■ Activity list ■
1) List the neurotransmitters named in the excerpt on depression in chronic pain and its treatment with TMS.
2) Carry on the excerpt about depression in chronic pain and its treatment with TMS, starting right after its last sentence.

■ Excerpt ■
=== Begin Enclosure ===

Depression is a common co-morbidity in chronic pain. Several studies have reported the prevalence of major depression in chronic lower back pain over a 6-month period (21-45%) [8]. Depression is the result of the imbalance and dysfunction of neurotransmitters such as serotonin, norepinephrine, and dopamine [9]. Several studies have shown that pain and depression are conducted through the same descending pathways in the central nervous system forming a biological link between these two conditions [2]. Severe pain, restriction of daily activities, and pain refractory to treatment are related to depression. Patients with both pain and depression should be treated for these conditions simultaneously for optimal treatment outcomes [2]. TMS has been used in the treatment of psychiatric disorders. A TMS machine delivers a magnetic field to the brain using a magnetic stimulator to stimulate neurons to release neurotransmitters into the synaptic cleft. These neurotransmitters affect mood, cortical excitability, and other brain activities [10]. There is a study that TMS treatment of the left prefrontal cortex for at least 3 weeks has an antidepressant effect [11]. George et al. [12] showed remission in 30-40% of cases which was maintained for 3 months following treatment in 58% of the patients. We assessed clinical improvement of depression using the BDI. The BDI is a useful questionnaire utilizing a self-rated scale for observing the level of depression. A reduction in BDI scores was achieved in both patients following the conclusion of the treatment. The depression grade decreased from moderate and extreme depression to a mild mood disturbance. Mood improvement was maintained at the 3-month follow up.

=== End Enclosure ===

■ Recorded data ■
=== Begin Enclosure ===

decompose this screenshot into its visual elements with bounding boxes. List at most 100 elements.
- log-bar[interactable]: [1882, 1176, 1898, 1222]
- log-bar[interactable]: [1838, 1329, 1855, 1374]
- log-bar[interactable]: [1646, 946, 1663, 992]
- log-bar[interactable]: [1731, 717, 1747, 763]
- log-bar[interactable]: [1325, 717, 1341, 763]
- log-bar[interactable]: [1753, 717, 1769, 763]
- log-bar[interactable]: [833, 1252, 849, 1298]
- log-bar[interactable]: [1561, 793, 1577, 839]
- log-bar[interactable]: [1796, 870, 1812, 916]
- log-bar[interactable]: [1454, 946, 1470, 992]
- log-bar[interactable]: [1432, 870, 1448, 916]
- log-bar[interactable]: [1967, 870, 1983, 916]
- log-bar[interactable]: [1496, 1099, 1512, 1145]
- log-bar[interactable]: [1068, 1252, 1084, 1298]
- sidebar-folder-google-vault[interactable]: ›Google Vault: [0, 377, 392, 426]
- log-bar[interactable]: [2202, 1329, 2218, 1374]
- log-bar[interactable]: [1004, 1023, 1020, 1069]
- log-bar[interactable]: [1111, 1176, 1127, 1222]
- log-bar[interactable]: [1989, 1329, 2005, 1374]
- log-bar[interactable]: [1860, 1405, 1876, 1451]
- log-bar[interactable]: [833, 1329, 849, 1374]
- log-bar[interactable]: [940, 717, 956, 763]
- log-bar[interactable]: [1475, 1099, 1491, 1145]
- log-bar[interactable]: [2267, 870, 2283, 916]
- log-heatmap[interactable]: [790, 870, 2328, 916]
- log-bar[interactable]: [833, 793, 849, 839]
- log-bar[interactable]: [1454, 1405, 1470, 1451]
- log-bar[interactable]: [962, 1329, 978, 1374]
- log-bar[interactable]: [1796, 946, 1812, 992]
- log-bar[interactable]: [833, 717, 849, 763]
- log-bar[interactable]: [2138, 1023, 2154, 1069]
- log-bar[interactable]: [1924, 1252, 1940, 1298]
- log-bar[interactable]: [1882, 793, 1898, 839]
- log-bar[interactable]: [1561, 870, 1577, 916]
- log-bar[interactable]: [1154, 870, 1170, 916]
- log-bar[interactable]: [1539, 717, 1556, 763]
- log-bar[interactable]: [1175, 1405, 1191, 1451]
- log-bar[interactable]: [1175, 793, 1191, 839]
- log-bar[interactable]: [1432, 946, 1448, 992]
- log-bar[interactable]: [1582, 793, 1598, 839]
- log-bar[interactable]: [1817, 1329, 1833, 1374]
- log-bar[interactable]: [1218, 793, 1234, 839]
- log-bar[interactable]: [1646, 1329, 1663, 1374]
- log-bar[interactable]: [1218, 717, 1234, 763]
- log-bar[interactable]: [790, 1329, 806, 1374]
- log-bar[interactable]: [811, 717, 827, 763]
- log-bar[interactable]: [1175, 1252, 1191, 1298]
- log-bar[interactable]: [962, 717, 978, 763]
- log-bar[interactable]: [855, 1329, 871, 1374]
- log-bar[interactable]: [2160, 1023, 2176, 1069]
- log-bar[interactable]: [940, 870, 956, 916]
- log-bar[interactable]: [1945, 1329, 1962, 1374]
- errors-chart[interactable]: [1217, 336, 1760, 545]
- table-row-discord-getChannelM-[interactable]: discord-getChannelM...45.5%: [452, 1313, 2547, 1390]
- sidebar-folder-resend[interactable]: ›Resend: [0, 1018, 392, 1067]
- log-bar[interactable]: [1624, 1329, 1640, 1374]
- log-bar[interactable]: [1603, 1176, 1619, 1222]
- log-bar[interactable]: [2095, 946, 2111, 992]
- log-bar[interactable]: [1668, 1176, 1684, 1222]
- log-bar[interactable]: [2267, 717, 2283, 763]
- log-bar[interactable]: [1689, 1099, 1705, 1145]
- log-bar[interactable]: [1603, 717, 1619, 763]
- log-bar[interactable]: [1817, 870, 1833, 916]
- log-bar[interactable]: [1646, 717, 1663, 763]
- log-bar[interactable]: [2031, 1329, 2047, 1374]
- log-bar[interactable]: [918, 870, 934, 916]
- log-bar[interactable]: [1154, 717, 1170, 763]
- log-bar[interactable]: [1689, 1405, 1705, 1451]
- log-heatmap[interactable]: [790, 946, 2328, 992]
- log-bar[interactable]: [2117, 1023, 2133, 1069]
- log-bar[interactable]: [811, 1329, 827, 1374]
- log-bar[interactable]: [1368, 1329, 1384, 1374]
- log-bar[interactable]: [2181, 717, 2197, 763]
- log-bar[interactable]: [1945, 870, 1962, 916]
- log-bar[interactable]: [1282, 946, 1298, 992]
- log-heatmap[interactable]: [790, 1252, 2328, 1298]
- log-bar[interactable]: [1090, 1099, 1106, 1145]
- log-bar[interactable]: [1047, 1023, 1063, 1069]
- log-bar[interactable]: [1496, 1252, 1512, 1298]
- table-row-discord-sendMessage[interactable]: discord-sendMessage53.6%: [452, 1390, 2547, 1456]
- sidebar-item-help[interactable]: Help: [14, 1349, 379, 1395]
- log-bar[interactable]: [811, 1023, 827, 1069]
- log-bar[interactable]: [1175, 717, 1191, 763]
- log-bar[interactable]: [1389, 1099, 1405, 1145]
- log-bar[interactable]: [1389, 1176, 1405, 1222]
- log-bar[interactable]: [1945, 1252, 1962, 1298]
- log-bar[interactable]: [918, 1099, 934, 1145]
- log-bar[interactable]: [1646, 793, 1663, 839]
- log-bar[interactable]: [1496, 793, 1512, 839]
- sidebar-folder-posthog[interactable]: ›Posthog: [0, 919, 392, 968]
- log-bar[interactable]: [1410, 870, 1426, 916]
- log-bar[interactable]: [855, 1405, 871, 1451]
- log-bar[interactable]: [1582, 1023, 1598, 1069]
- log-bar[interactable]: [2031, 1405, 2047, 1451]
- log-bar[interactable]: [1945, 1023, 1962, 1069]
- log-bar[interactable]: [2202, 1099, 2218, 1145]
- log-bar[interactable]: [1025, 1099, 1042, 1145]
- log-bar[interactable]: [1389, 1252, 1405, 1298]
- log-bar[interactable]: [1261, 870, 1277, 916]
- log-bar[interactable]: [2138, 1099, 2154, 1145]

=== End Enclosure ===

■ Answers to this exercise ■
1) Serotonin, norepinephrine, and dopamine.

2)
Insomnia is a common co-morbid condition with chronic lower back pain. Insomnia is related with reduced quality of life. Sleep impairment occurred in 55% of chronic lower back pain patients, and over 50% of insomniacs had moderate to severe levels of insomnia [13]. The severity of insomnia was measured by the Insomnia Severity Index (ISI). This questionnaire is a valid and reliable tool that contains seven statements relating to insomnia severity, producing a range from 0 to 28. A higher score corresponds to a greater severity. In our report, insomnia reduced from moderate and severe levels to sub-threshold insomnia. The quality of sleep was better after treatment. A TMS study evaluating insomnia showed a significant improvement in sleep problems, with a lower recurrence rate compared to treatment with medication and psychotherapy [14].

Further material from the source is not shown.